Output all the data exactly. Pictures do not belong in the copy.

▸ Material for the task
----
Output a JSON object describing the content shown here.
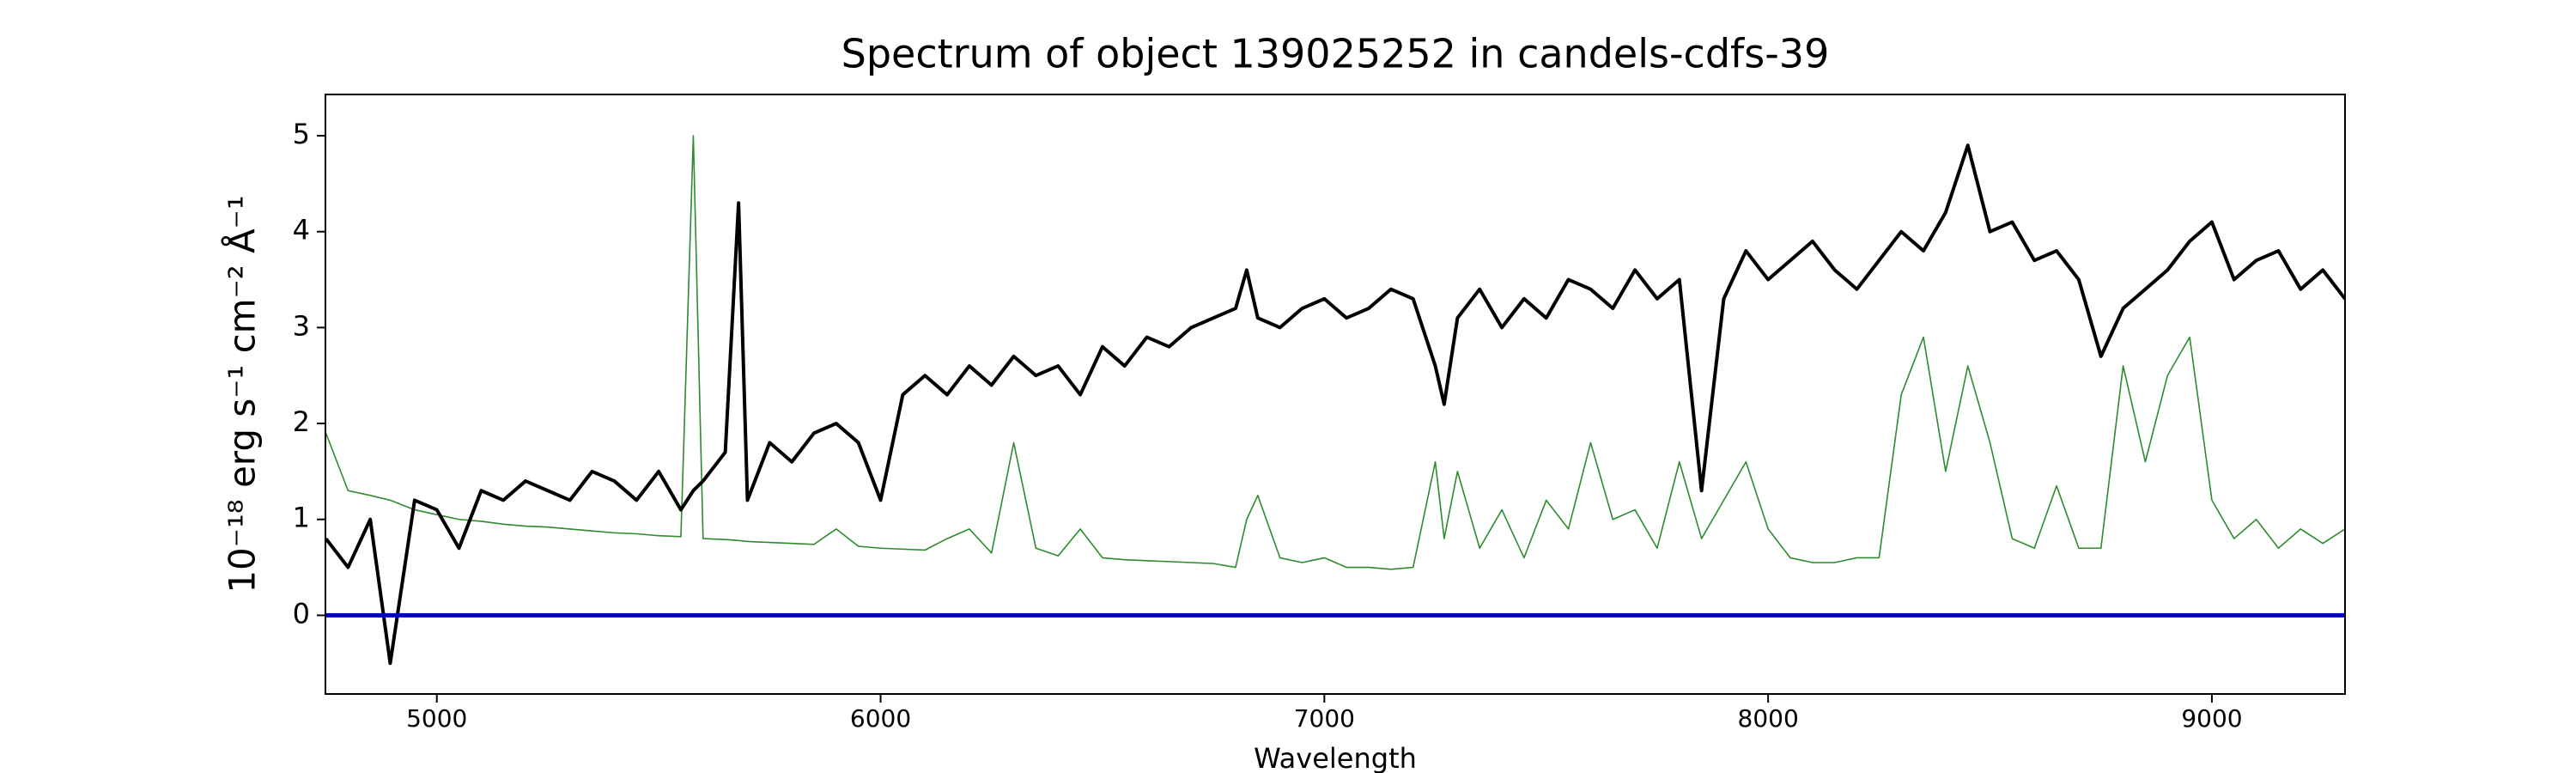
{
  "chart_data": {
    "type": "line",
    "title": "Spectrum of object 139025252 in candels-cdfs-39",
    "xlabel": "Wavelength",
    "ylabel": "10⁻¹⁸ erg s⁻¹ cm⁻² Å⁻¹",
    "xlim": [
      4749,
      9300
    ],
    "ylim": [
      -0.82,
      5.43
    ],
    "xticks": [
      5000,
      6000,
      7000,
      8000,
      9000
    ],
    "yticks": [
      0,
      1,
      2,
      3,
      4,
      5
    ],
    "hlines": [
      {
        "y": 0,
        "color": "#0000cc"
      }
    ],
    "x": [
      4750,
      4800,
      4850,
      4895,
      4950,
      5000,
      5050,
      5100,
      5150,
      5200,
      5250,
      5300,
      5350,
      5400,
      5450,
      5500,
      5550,
      5578,
      5600,
      5650,
      5680,
      5700,
      5750,
      5800,
      5850,
      5900,
      5950,
      6000,
      6050,
      6100,
      6150,
      6200,
      6250,
      6300,
      6350,
      6400,
      6450,
      6500,
      6550,
      6600,
      6650,
      6700,
      6750,
      6800,
      6825,
      6850,
      6900,
      6950,
      7000,
      7050,
      7100,
      7150,
      7200,
      7250,
      7270,
      7300,
      7350,
      7400,
      7450,
      7500,
      7550,
      7600,
      7650,
      7700,
      7750,
      7800,
      7850,
      7900,
      7950,
      8000,
      8050,
      8100,
      8150,
      8200,
      8250,
      8300,
      8350,
      8400,
      8450,
      8500,
      8550,
      8600,
      8650,
      8700,
      8750,
      8800,
      8850,
      8900,
      8950,
      9000,
      9050,
      9100,
      9150,
      9200,
      9250,
      9300
    ],
    "series": [
      {
        "color": "#2e8b2e",
        "width": 1.6,
        "values": [
          1.9,
          1.3,
          1.25,
          1.2,
          1.1,
          1.05,
          1.0,
          0.98,
          0.95,
          0.93,
          0.92,
          0.9,
          0.88,
          0.86,
          0.85,
          0.83,
          0.82,
          5.0,
          0.8,
          0.79,
          0.78,
          0.77,
          0.76,
          0.75,
          0.74,
          0.9,
          0.72,
          0.7,
          0.69,
          0.68,
          0.8,
          0.9,
          0.65,
          1.8,
          0.7,
          0.62,
          0.9,
          0.6,
          0.58,
          0.57,
          0.56,
          0.55,
          0.54,
          0.5,
          1.0,
          1.25,
          0.6,
          0.55,
          0.6,
          0.5,
          0.5,
          0.48,
          0.5,
          1.6,
          0.8,
          1.5,
          0.7,
          1.1,
          0.6,
          1.2,
          0.9,
          1.8,
          1.0,
          1.1,
          0.7,
          1.6,
          0.8,
          1.2,
          1.6,
          0.9,
          0.6,
          0.55,
          0.55,
          0.6,
          0.6,
          2.3,
          2.9,
          1.5,
          2.6,
          1.8,
          0.8,
          0.7,
          1.35,
          0.7,
          0.7,
          2.6,
          1.6,
          2.5,
          2.9,
          1.2,
          0.8,
          1.0,
          0.7,
          0.9,
          0.75,
          0.9
        ]
      },
      {
        "color": "#000000",
        "width": 4,
        "values": [
          0.8,
          0.5,
          1.0,
          -0.5,
          1.2,
          1.1,
          0.7,
          1.3,
          1.2,
          1.4,
          1.3,
          1.2,
          1.5,
          1.4,
          1.2,
          1.5,
          1.1,
          1.3,
          1.4,
          1.7,
          4.3,
          1.2,
          1.8,
          1.6,
          1.9,
          2.0,
          1.8,
          1.2,
          2.3,
          2.5,
          2.3,
          2.6,
          2.4,
          2.7,
          2.5,
          2.6,
          2.3,
          2.8,
          2.6,
          2.9,
          2.8,
          3.0,
          3.1,
          3.2,
          3.6,
          3.1,
          3.0,
          3.2,
          3.3,
          3.1,
          3.2,
          3.4,
          3.3,
          2.6,
          2.2,
          3.1,
          3.4,
          3.0,
          3.3,
          3.1,
          3.5,
          3.4,
          3.2,
          3.6,
          3.3,
          3.5,
          1.3,
          3.3,
          3.8,
          3.5,
          3.7,
          3.9,
          3.6,
          3.4,
          3.7,
          4.0,
          3.8,
          4.2,
          4.9,
          4.0,
          4.1,
          3.7,
          3.8,
          3.5,
          2.7,
          3.2,
          3.4,
          3.6,
          3.9,
          4.1,
          3.5,
          3.7,
          3.8,
          3.4,
          3.6,
          3.3
        ]
      }
    ]
  }
}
----
▸ Output for this exercise
Output a JSON object describing the content shown here.
{
  "chart_data": {
    "type": "line",
    "title": "Spectrum of object 139025252 in candels-cdfs-39",
    "xlabel": "Wavelength",
    "ylabel": "10⁻¹⁸ erg s⁻¹ cm⁻² Å⁻¹",
    "xlim": [
      4749,
      9300
    ],
    "ylim": [
      -0.82,
      5.43
    ],
    "xticks": [
      5000,
      6000,
      7000,
      8000,
      9000
    ],
    "yticks": [
      0,
      1,
      2,
      3,
      4,
      5
    ],
    "hlines": [
      {
        "y": 0,
        "color": "#0000cc"
      }
    ],
    "x": [
      4750,
      4800,
      4850,
      4895,
      4950,
      5000,
      5050,
      5100,
      5150,
      5200,
      5250,
      5300,
      5350,
      5400,
      5450,
      5500,
      5550,
      5578,
      5600,
      5650,
      5680,
      5700,
      5750,
      5800,
      5850,
      5900,
      5950,
      6000,
      6050,
      6100,
      6150,
      6200,
      6250,
      6300,
      6350,
      6400,
      6450,
      6500,
      6550,
      6600,
      6650,
      6700,
      6750,
      6800,
      6825,
      6850,
      6900,
      6950,
      7000,
      7050,
      7100,
      7150,
      7200,
      7250,
      7270,
      7300,
      7350,
      7400,
      7450,
      7500,
      7550,
      7600,
      7650,
      7700,
      7750,
      7800,
      7850,
      7900,
      7950,
      8000,
      8050,
      8100,
      8150,
      8200,
      8250,
      8300,
      8350,
      8400,
      8450,
      8500,
      8550,
      8600,
      8650,
      8700,
      8750,
      8800,
      8850,
      8900,
      8950,
      9000,
      9050,
      9100,
      9150,
      9200,
      9250,
      9300
    ],
    "series": [
      {
        "color": "#2e8b2e",
        "width": 1.6,
        "values": [
          1.9,
          1.3,
          1.25,
          1.2,
          1.1,
          1.05,
          1.0,
          0.98,
          0.95,
          0.93,
          0.92,
          0.9,
          0.88,
          0.86,
          0.85,
          0.83,
          0.82,
          5.0,
          0.8,
          0.79,
          0.78,
          0.77,
          0.76,
          0.75,
          0.74,
          0.9,
          0.72,
          0.7,
          0.69,
          0.68,
          0.8,
          0.9,
          0.65,
          1.8,
          0.7,
          0.62,
          0.9,
          0.6,
          0.58,
          0.57,
          0.56,
          0.55,
          0.54,
          0.5,
          1.0,
          1.25,
          0.6,
          0.55,
          0.6,
          0.5,
          0.5,
          0.48,
          0.5,
          1.6,
          0.8,
          1.5,
          0.7,
          1.1,
          0.6,
          1.2,
          0.9,
          1.8,
          1.0,
          1.1,
          0.7,
          1.6,
          0.8,
          1.2,
          1.6,
          0.9,
          0.6,
          0.55,
          0.55,
          0.6,
          0.6,
          2.3,
          2.9,
          1.5,
          2.6,
          1.8,
          0.8,
          0.7,
          1.35,
          0.7,
          0.7,
          2.6,
          1.6,
          2.5,
          2.9,
          1.2,
          0.8,
          1.0,
          0.7,
          0.9,
          0.75,
          0.9
        ]
      },
      {
        "color": "#000000",
        "width": 4,
        "values": [
          0.8,
          0.5,
          1.0,
          -0.5,
          1.2,
          1.1,
          0.7,
          1.3,
          1.2,
          1.4,
          1.3,
          1.2,
          1.5,
          1.4,
          1.2,
          1.5,
          1.1,
          1.3,
          1.4,
          1.7,
          4.3,
          1.2,
          1.8,
          1.6,
          1.9,
          2.0,
          1.8,
          1.2,
          2.3,
          2.5,
          2.3,
          2.6,
          2.4,
          2.7,
          2.5,
          2.6,
          2.3,
          2.8,
          2.6,
          2.9,
          2.8,
          3.0,
          3.1,
          3.2,
          3.6,
          3.1,
          3.0,
          3.2,
          3.3,
          3.1,
          3.2,
          3.4,
          3.3,
          2.6,
          2.2,
          3.1,
          3.4,
          3.0,
          3.3,
          3.1,
          3.5,
          3.4,
          3.2,
          3.6,
          3.3,
          3.5,
          1.3,
          3.3,
          3.8,
          3.5,
          3.7,
          3.9,
          3.6,
          3.4,
          3.7,
          4.0,
          3.8,
          4.2,
          4.9,
          4.0,
          4.1,
          3.7,
          3.8,
          3.5,
          2.7,
          3.2,
          3.4,
          3.6,
          3.9,
          4.1,
          3.5,
          3.7,
          3.8,
          3.4,
          3.6,
          3.3
        ]
      }
    ]
  }
}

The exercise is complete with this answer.